TEXT EXCERPT:
Any loss of life is to be pitied, and we all apologise for that. It should not happen on our streets, particularly when rough sleepers are being looked after but drug dependency is involved. If an issue happens, it is tragic. We have put in £1.2 billion up to 2020 to solve these issues, and we are not shying away from them. We now give specific support to more than 240 councils, and that is a huge jump.
First, may I declare my interest? There are real fears that the proposed abolition of section 21 in the private rented sector will lead to rent controls and a significant reduction in investment and supply, which may well exacerbate homelessness. Will my hon. Friend consider these fears before pressing ahead with the proposals?
I hope my hon. Friend will excuse my back; as we all know, we talk to each other through the Speaker.
This is a very difficult issue, and one that we want to get right. People from all sides are asking questions about it, which is why the consultation is so important, and I encourage my hon. Friend and other people to take part in it. A very interesting report from 2010 suggested that rent control would make matters an awful lot worse, but the consultation is important.

Box coordinate lists:
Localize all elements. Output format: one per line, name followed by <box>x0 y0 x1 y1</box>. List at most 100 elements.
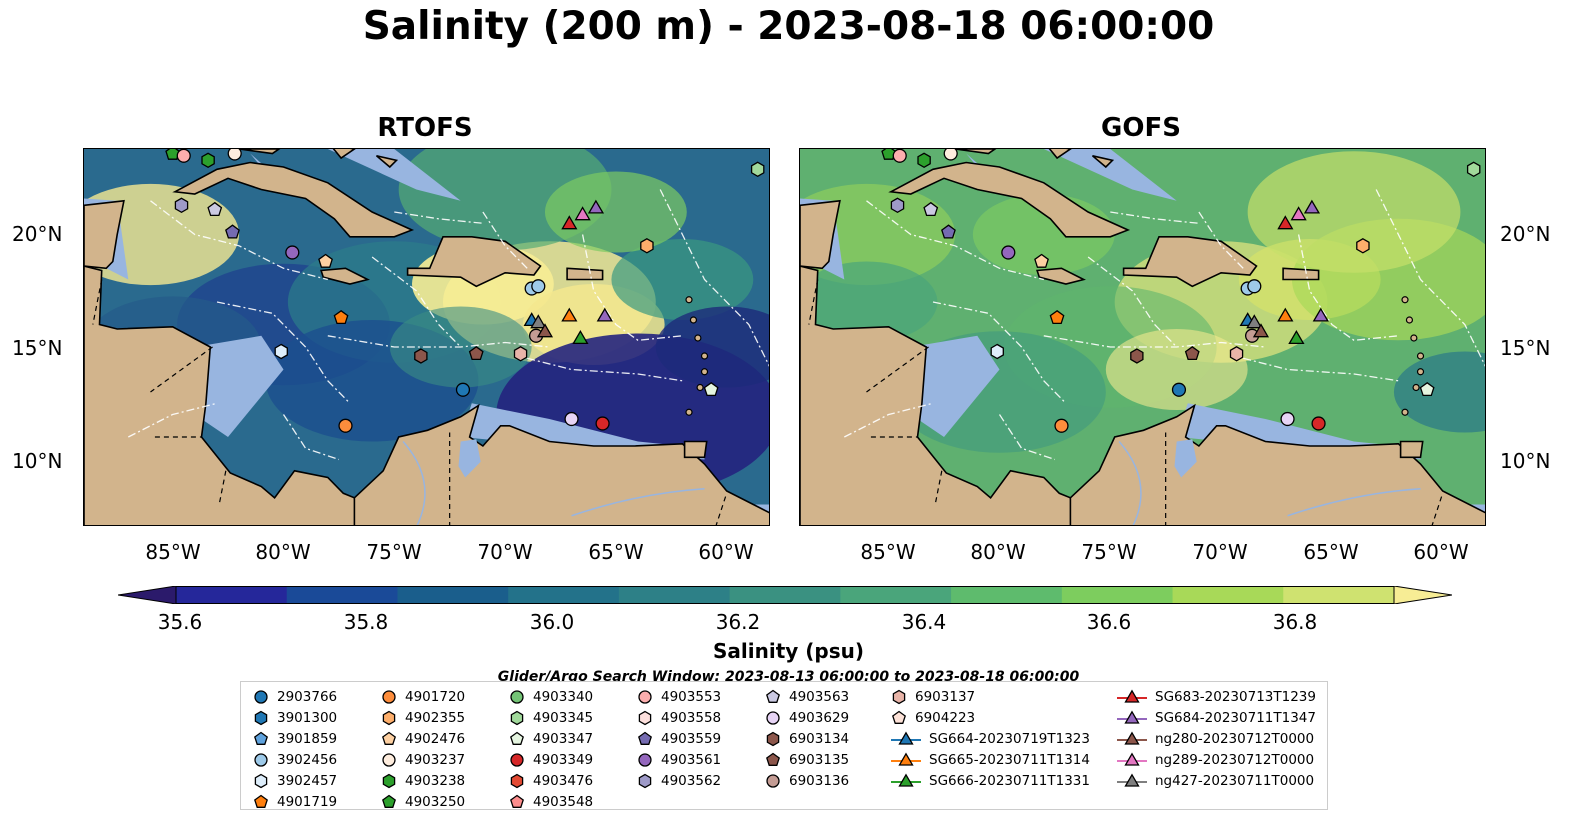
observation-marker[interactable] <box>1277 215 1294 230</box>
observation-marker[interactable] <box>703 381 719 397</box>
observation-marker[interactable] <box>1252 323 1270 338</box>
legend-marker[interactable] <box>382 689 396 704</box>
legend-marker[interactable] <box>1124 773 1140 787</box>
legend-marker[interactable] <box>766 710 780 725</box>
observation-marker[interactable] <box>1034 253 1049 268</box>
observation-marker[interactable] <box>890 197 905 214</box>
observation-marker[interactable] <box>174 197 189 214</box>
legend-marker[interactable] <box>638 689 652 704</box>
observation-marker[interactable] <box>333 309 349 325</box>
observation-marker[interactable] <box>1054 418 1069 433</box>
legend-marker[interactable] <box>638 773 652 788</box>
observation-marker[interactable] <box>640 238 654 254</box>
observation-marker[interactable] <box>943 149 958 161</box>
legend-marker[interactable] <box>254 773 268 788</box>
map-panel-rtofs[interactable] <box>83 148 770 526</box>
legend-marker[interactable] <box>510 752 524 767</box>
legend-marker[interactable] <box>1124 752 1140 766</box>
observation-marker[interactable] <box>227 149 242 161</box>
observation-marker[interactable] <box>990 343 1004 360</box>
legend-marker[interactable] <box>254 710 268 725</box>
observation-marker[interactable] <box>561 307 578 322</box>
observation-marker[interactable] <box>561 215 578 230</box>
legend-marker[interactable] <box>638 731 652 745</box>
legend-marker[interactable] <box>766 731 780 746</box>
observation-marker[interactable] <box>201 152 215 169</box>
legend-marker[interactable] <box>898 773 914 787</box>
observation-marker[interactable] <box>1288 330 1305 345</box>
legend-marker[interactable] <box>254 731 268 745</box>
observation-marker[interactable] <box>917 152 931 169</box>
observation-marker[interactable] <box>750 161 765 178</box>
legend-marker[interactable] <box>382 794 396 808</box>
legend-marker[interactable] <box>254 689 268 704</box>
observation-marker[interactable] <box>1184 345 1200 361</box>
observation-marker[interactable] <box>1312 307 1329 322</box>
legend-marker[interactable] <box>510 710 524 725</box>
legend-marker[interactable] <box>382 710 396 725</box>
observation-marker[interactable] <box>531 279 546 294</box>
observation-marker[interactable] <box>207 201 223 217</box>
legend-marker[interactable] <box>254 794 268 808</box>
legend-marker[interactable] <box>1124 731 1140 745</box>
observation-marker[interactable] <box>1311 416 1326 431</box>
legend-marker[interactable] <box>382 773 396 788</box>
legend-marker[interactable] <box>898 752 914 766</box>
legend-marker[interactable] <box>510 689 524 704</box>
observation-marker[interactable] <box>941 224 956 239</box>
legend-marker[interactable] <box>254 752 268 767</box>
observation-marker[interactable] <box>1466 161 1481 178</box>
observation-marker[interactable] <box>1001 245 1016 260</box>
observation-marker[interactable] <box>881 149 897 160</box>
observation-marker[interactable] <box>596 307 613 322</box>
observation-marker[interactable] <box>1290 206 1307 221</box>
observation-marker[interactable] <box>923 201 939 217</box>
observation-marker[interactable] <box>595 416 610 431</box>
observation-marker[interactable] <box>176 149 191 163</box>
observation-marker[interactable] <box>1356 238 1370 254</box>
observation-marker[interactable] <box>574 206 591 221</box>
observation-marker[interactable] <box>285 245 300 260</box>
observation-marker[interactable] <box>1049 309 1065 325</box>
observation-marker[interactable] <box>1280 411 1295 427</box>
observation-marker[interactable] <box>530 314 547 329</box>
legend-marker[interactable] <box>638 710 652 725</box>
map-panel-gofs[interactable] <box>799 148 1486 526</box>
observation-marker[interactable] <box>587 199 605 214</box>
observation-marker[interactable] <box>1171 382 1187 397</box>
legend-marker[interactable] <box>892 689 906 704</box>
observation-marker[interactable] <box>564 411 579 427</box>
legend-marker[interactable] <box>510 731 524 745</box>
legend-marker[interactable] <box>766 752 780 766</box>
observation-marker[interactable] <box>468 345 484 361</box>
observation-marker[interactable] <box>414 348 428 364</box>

PARTS OF THE EXERCISE:
1. Translate this sentence from the homelessness debate into Spanish: "This is a very difficult issue, and one that we want to get right."
2. Resume the homelessness debate from the point where it stops.
The rows are separate material from the homelessness debate.

THE RESULTS:
1. Este es un asunto muy difícil, y uno que queremos resolver bien.

2.
Estimates of homelessness among veterans of our armed forces range from the low thousands to approximately 11,000. Why does the Minister think that the Government have failed veterans of our services?
As Members might imagine, as the Minister with responsibility for veterans in MHCLG, I have taken a great interest in this matter. In London, we have data from the combined homelessness and information network—so-called CHAIN data—which gives us very good and specific data about the number of veterans who are on the streets. Similarly, the homelessness case level information classification, or H-CLIC, contains data that all councils put into it. It is still experimental, because it has been going for less than 18 months, but the latest figures show that the number of veterans on the streets is lower than it has ever been, and lower than 3%.
Home Office contractor Serco is intent on making 300 vulnerable asylum seekers homeless in Glasgow. Some have been able to get interim interdicts through the efforts of the Govan Law Centre, the Legal Services Agency and Latta & Co, but some, including a constituent of mine, have not. Will the Minister speak to her colleagues in the Home Office to stop these evictions, which will result in people being put on to the streets?
As the hon. Lady agrees, this is a devolved matter. However, as regards the Home Office, I will of course do so. I recall a question that was asked at Prime Minister’s questions last week about it, and I need to refer the hon. Lady to the answer given then.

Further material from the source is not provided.